>> Start Data excerpts

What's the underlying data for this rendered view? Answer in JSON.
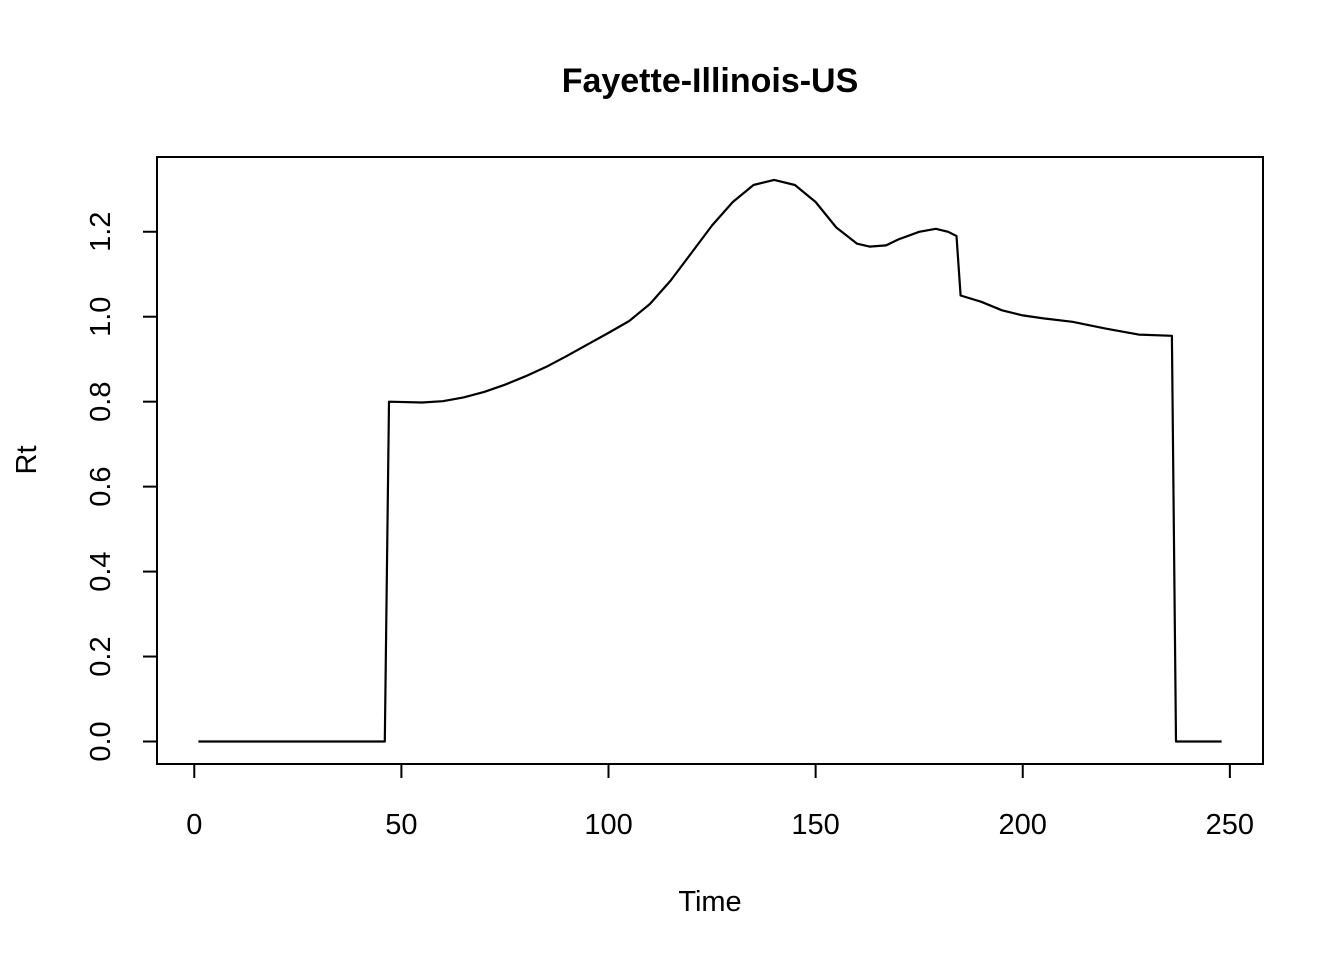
{
  "chart_data": {
    "type": "line",
    "title": "Fayette-Illinois-US",
    "xlabel": "Time",
    "ylabel": "Rt",
    "xlim": [
      -9,
      258
    ],
    "ylim": [
      -0.053,
      1.376
    ],
    "x_ticks": [
      0,
      50,
      100,
      150,
      200,
      250
    ],
    "x_tick_labels": [
      "0",
      "50",
      "100",
      "150",
      "200",
      "250"
    ],
    "y_ticks": [
      0.0,
      0.2,
      0.4,
      0.6,
      0.8,
      1.0,
      1.2
    ],
    "y_tick_labels": [
      "0.0",
      "0.2",
      "0.4",
      "0.6",
      "0.8",
      "1.0",
      "1.2"
    ],
    "grid": false,
    "series": [
      {
        "color": "#000000",
        "points": [
          [
            1,
            0.0
          ],
          [
            46,
            0.0
          ],
          [
            47,
            0.8
          ],
          [
            55,
            0.798
          ],
          [
            60,
            0.801
          ],
          [
            65,
            0.81
          ],
          [
            70,
            0.823
          ],
          [
            75,
            0.84
          ],
          [
            80,
            0.86
          ],
          [
            85,
            0.882
          ],
          [
            90,
            0.908
          ],
          [
            95,
            0.935
          ],
          [
            100,
            0.962
          ],
          [
            105,
            0.99
          ],
          [
            110,
            1.03
          ],
          [
            115,
            1.085
          ],
          [
            120,
            1.15
          ],
          [
            125,
            1.215
          ],
          [
            130,
            1.27
          ],
          [
            135,
            1.31
          ],
          [
            140,
            1.322
          ],
          [
            145,
            1.31
          ],
          [
            150,
            1.27
          ],
          [
            155,
            1.21
          ],
          [
            160,
            1.172
          ],
          [
            163,
            1.165
          ],
          [
            167,
            1.168
          ],
          [
            170,
            1.182
          ],
          [
            175,
            1.2
          ],
          [
            179,
            1.207
          ],
          [
            182,
            1.2
          ],
          [
            184,
            1.19
          ],
          [
            185,
            1.05
          ],
          [
            190,
            1.035
          ],
          [
            195,
            1.015
          ],
          [
            200,
            1.003
          ],
          [
            205,
            0.996
          ],
          [
            212,
            0.988
          ],
          [
            220,
            0.972
          ],
          [
            228,
            0.958
          ],
          [
            236,
            0.955
          ],
          [
            237,
            0.0
          ],
          [
            248,
            0.0
          ]
        ]
      }
    ]
  }
}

>> End Data excerpts

Exercise brief:
Output every entry word for word, but omit the pictures.

The response:
What's the underlying data for this rendered view? Answer in JSON.
{
  "chart_data": {
    "type": "line",
    "title": "Fayette-Illinois-US",
    "xlabel": "Time",
    "ylabel": "Rt",
    "xlim": [
      -9,
      258
    ],
    "ylim": [
      -0.053,
      1.376
    ],
    "x_ticks": [
      0,
      50,
      100,
      150,
      200,
      250
    ],
    "x_tick_labels": [
      "0",
      "50",
      "100",
      "150",
      "200",
      "250"
    ],
    "y_ticks": [
      0.0,
      0.2,
      0.4,
      0.6,
      0.8,
      1.0,
      1.2
    ],
    "y_tick_labels": [
      "0.0",
      "0.2",
      "0.4",
      "0.6",
      "0.8",
      "1.0",
      "1.2"
    ],
    "grid": false,
    "series": [
      {
        "color": "#000000",
        "points": [
          [
            1,
            0.0
          ],
          [
            46,
            0.0
          ],
          [
            47,
            0.8
          ],
          [
            55,
            0.798
          ],
          [
            60,
            0.801
          ],
          [
            65,
            0.81
          ],
          [
            70,
            0.823
          ],
          [
            75,
            0.84
          ],
          [
            80,
            0.86
          ],
          [
            85,
            0.882
          ],
          [
            90,
            0.908
          ],
          [
            95,
            0.935
          ],
          [
            100,
            0.962
          ],
          [
            105,
            0.99
          ],
          [
            110,
            1.03
          ],
          [
            115,
            1.085
          ],
          [
            120,
            1.15
          ],
          [
            125,
            1.215
          ],
          [
            130,
            1.27
          ],
          [
            135,
            1.31
          ],
          [
            140,
            1.322
          ],
          [
            145,
            1.31
          ],
          [
            150,
            1.27
          ],
          [
            155,
            1.21
          ],
          [
            160,
            1.172
          ],
          [
            163,
            1.165
          ],
          [
            167,
            1.168
          ],
          [
            170,
            1.182
          ],
          [
            175,
            1.2
          ],
          [
            179,
            1.207
          ],
          [
            182,
            1.2
          ],
          [
            184,
            1.19
          ],
          [
            185,
            1.05
          ],
          [
            190,
            1.035
          ],
          [
            195,
            1.015
          ],
          [
            200,
            1.003
          ],
          [
            205,
            0.996
          ],
          [
            212,
            0.988
          ],
          [
            220,
            0.972
          ],
          [
            228,
            0.958
          ],
          [
            236,
            0.955
          ],
          [
            237,
            0.0
          ],
          [
            248,
            0.0
          ]
        ]
      }
    ]
  }
}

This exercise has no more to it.